Excerpt from a dataset:
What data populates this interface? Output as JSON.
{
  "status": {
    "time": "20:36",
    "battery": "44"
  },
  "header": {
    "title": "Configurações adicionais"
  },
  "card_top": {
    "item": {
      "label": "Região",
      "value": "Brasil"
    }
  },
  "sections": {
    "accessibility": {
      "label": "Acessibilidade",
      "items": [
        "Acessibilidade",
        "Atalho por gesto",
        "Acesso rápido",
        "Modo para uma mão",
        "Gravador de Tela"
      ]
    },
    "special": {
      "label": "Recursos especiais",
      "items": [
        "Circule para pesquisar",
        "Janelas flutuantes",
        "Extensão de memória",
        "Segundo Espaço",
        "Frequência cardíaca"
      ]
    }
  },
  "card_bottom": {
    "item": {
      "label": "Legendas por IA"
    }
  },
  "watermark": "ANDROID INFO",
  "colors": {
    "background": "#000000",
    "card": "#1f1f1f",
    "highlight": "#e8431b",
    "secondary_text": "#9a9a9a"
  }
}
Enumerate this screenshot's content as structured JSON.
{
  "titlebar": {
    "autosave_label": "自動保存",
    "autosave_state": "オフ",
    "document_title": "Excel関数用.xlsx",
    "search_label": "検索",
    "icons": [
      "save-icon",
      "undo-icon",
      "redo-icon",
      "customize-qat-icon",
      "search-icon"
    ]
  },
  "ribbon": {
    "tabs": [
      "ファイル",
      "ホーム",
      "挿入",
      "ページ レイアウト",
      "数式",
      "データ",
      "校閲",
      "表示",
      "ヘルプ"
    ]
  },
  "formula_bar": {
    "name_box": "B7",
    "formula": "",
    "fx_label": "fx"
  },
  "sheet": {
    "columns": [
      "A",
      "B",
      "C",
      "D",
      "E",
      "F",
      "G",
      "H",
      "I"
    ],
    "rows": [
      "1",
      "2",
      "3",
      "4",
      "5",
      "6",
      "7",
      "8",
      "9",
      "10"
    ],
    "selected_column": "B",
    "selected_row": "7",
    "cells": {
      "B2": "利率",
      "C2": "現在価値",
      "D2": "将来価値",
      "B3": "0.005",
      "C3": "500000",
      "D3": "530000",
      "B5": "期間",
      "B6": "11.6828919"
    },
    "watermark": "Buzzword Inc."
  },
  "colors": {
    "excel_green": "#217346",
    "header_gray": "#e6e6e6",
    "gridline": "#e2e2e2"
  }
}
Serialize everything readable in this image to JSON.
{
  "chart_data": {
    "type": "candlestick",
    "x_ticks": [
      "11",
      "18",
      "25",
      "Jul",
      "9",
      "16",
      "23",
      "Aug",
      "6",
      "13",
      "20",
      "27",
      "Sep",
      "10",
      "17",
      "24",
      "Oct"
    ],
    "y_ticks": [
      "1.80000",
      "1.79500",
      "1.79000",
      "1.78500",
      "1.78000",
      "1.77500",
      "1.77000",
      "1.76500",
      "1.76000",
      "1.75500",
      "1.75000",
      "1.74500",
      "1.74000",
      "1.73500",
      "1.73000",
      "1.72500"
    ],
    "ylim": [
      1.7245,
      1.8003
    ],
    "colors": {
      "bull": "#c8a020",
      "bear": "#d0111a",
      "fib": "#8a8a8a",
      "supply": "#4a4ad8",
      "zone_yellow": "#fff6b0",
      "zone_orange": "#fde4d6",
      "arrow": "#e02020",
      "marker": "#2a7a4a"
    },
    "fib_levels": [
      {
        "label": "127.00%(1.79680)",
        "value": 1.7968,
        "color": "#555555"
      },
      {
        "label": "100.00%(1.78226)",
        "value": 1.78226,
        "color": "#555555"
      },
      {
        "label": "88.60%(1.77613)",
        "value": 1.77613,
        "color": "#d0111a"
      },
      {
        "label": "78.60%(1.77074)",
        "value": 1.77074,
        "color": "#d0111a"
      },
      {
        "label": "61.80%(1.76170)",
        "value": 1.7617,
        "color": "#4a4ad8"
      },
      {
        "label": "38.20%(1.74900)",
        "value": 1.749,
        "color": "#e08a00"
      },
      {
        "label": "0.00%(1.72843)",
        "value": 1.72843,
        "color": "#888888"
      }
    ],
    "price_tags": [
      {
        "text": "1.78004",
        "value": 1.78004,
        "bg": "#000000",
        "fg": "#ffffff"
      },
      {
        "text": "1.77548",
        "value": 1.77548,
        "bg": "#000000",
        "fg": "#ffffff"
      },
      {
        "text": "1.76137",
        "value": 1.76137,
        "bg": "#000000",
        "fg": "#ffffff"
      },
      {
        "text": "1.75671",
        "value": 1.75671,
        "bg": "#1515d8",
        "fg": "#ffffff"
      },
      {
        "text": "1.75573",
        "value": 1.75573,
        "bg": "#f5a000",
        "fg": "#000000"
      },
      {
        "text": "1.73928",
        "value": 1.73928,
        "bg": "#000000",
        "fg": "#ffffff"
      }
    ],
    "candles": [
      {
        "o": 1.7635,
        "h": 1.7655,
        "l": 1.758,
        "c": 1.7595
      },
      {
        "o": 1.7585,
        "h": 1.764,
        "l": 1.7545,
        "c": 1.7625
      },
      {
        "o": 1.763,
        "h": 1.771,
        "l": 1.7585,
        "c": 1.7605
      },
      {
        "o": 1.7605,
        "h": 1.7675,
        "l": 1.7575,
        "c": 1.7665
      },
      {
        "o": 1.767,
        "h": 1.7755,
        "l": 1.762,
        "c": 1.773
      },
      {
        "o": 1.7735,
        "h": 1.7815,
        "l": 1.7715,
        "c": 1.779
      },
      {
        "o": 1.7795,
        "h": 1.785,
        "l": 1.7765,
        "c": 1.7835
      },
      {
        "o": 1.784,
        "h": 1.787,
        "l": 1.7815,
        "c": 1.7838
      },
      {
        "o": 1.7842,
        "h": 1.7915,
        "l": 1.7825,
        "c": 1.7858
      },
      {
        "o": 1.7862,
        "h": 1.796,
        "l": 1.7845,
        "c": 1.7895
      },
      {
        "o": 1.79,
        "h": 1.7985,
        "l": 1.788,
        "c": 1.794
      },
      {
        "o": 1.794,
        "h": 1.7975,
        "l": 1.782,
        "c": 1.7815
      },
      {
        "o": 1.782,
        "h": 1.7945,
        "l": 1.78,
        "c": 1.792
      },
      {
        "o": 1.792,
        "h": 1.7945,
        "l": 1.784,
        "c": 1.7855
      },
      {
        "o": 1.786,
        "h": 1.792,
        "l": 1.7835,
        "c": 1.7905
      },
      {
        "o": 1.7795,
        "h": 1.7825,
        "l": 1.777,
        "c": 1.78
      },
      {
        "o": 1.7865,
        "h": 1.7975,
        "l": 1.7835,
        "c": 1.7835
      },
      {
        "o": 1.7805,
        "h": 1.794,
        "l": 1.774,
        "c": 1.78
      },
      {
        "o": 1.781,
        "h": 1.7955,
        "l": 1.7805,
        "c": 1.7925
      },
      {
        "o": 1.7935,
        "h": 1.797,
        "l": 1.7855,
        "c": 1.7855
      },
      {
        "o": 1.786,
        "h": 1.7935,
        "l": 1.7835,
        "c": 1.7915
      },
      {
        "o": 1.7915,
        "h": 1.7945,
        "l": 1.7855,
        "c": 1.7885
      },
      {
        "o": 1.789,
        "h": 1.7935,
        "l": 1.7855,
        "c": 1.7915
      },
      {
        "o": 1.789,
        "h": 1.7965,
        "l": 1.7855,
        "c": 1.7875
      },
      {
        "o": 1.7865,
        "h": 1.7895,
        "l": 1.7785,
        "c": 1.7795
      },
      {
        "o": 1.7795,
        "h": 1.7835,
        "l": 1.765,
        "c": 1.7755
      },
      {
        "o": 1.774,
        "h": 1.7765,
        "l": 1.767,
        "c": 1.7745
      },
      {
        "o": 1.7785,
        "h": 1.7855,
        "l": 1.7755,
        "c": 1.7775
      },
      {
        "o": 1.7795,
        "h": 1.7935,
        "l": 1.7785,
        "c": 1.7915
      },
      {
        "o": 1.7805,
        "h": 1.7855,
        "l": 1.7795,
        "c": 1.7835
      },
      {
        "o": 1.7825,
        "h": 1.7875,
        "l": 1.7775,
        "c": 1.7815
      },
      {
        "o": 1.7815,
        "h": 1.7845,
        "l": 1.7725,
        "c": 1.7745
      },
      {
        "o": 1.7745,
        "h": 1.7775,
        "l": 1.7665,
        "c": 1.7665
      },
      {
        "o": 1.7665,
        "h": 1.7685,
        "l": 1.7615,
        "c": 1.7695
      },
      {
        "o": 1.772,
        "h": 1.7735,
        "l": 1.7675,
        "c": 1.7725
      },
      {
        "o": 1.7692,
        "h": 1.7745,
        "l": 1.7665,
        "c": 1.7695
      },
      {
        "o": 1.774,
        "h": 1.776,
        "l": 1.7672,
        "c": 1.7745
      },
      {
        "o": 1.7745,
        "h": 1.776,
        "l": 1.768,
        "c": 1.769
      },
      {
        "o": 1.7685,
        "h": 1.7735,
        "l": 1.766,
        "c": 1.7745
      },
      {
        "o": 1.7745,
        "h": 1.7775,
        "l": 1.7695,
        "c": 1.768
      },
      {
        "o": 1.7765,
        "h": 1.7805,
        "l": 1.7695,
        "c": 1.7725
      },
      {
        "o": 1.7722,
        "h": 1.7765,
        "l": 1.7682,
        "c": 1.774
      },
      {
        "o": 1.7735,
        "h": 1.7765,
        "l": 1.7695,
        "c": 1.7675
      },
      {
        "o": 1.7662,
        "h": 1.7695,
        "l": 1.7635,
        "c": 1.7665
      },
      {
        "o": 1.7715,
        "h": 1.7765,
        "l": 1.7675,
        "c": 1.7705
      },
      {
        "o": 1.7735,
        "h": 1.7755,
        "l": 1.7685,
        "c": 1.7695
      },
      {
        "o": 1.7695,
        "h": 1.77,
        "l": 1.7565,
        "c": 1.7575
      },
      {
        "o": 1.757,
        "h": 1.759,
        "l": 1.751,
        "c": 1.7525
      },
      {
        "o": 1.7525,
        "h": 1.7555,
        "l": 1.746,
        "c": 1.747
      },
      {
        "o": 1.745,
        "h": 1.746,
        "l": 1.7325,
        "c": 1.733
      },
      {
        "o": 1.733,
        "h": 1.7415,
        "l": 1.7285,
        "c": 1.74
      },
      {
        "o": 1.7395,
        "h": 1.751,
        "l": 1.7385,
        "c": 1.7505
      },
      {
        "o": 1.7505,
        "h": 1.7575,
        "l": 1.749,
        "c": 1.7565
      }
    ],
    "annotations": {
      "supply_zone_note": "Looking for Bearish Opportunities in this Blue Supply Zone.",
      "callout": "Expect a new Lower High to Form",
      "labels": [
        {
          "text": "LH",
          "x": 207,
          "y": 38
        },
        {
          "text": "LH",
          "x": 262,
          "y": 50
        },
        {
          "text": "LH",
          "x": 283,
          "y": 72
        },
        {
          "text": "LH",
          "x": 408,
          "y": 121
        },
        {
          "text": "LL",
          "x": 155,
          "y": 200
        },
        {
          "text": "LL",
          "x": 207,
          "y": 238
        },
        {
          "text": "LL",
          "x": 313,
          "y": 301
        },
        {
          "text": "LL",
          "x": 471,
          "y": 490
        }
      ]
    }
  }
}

» Task prompt:
Select the lines that carry the string "JSON" and copy them.

» Answer for this exercise:
What data populates this interface? Output as JSON.
Enumerate this screenshot's content as structured JSON.
Serialize everything readable in this image to JSON.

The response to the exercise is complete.